● EXTRACTED TEXT
○ ○ ○ ○ ○ ○ ○

This choice enabled us to create a simple, modern, nice looking and responsive website for UMBEL.

Introduction to the UMBEL Web Services

Now let’s take the time to introduce each of the UMBEL web service endpoint. The first thing to know is that the UMBEL web service endpoints are free to use, have no usage limits and there is no throttling.

Search Concept Web Service

The Search Web service is used to find UMBEL reference concepts that match a search string. This is the primary tool for finding available concepts in the reference structure. It supports the Lucene query syntax and search queries can be constrained on different fields like the preferred label, alternative labels, descriptions and URI.

Get Concept Web Service

The Get Concept Web service is used to get the full description of a UMBEL Reference Concept. By querying this Web service endpoint, you will get the preferred label, all the alternative labels (namely, the items in the semset), the sub/super classes of the concept, the broader/narrower concepts and the description of that concept.

This is the Web service endpoint that should be used to get the direct relationships with any other reference concept.

Reference concepts descriptions are available as N-Triples, RDF+XML, structJSON or Clojure code.

Get Super Type Web Service

The Get Super Type Web service is used to get the full description of a UMBEL Super Type. By querying this Web service endpoint, you will get the preferred label, all of the alternative labels, the description, and the disjoint super types of a target super type.

Get Narrower Concept Web Service

The Get Narrower Concept Web service is used to get the list of all the narrower concepts of a given reference concept. This processing is done by inference, which means that if A -> B -> C are narrower concepts, then the narrower concepts of A are both B and C, which is what will be returned by the endpoint.

Get Broader Concept Web Service

The Get Broader Concept Web service is used to get the list of all the broader concepts for a given reference concept. This processing is done by inference, which means that if A -> B -> C are broader concepts, then the broader concepts of C are both A and B, which is thus what will be returned by the endpoint.

○ ○ ○ ○ ○ ○ ○

Dataset entries:
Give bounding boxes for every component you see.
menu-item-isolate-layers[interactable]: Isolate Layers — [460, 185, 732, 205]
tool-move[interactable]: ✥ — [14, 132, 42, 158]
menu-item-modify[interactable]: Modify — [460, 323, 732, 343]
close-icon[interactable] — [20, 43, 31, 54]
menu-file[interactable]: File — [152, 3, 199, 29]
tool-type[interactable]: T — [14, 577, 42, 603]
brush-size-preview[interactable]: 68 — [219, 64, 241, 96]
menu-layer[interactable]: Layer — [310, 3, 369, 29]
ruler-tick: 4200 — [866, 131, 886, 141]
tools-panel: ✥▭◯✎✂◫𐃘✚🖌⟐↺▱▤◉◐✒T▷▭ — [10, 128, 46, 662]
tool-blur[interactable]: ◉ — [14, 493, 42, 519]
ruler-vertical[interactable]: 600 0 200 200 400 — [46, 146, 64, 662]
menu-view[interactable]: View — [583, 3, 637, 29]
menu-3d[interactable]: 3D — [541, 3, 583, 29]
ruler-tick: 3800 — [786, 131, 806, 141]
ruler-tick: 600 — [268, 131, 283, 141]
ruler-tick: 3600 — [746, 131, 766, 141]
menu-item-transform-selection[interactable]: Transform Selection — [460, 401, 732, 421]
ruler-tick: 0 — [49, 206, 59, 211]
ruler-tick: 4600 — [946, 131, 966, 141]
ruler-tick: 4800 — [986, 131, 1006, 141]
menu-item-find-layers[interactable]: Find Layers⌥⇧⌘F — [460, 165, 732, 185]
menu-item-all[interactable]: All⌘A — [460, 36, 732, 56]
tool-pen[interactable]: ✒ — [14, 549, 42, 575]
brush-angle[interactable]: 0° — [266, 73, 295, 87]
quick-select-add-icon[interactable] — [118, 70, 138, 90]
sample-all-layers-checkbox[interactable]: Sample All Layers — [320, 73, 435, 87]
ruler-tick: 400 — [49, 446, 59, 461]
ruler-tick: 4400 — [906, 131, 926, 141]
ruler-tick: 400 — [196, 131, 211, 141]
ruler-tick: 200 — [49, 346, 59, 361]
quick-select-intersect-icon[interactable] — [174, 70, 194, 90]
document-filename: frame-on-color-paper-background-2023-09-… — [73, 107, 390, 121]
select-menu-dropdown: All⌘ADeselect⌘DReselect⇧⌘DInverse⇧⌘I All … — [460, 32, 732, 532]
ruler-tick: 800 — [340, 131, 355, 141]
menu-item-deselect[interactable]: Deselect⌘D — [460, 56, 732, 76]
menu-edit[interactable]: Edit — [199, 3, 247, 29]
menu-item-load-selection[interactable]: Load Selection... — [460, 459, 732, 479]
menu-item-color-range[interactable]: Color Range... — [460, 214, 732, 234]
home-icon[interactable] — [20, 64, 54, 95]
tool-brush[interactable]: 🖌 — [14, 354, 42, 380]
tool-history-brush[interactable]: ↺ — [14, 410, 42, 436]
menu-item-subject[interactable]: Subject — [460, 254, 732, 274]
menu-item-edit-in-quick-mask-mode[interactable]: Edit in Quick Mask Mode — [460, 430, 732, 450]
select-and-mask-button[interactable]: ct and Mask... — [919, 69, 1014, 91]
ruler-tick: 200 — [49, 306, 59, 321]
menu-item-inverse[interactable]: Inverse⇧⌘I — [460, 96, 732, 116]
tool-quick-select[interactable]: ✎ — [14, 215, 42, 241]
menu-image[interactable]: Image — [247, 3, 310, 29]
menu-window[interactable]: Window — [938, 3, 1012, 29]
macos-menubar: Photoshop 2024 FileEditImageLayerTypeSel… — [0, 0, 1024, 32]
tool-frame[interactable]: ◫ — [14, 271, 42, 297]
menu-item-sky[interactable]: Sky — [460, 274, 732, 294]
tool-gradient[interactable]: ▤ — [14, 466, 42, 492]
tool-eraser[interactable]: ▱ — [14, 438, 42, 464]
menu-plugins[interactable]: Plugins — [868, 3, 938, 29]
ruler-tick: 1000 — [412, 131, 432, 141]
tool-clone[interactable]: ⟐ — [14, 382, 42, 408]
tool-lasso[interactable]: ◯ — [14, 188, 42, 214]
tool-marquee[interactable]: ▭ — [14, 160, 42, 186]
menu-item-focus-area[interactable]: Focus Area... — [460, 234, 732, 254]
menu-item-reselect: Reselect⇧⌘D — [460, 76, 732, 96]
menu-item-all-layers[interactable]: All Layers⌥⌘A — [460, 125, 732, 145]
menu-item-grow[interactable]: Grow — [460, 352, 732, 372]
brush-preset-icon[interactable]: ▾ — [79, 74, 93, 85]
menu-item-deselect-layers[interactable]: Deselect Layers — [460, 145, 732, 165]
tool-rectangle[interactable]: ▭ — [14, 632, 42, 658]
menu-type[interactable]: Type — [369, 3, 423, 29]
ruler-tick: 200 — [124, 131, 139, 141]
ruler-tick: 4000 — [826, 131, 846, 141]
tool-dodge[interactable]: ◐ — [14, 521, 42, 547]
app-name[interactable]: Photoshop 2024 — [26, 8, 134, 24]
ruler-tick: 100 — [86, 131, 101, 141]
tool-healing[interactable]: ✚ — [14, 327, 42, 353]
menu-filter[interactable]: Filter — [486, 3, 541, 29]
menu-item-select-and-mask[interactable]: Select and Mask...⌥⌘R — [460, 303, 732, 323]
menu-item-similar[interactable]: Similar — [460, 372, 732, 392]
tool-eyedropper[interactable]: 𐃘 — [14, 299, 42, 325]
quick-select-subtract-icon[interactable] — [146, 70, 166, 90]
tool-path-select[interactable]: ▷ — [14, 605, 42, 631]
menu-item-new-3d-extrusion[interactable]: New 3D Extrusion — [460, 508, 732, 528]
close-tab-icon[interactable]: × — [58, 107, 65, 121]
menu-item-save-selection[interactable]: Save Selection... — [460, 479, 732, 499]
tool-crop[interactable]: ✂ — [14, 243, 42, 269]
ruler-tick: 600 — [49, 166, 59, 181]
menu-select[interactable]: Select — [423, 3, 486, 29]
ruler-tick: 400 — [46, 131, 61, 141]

○ ○ ○ ○ ○ ○ ○

In the UMBEL web services text, why does the Get Narrower Concept endpoint return both B and C as the narrower concepts of A when A -> B -> C? Explain in one to three sentences.

The endpoint works out narrower concepts by inference, so it follows the whole chain A -> B -> C instead of only the direct link. That makes both B and C narrower concepts of A, and the endpoint returns both.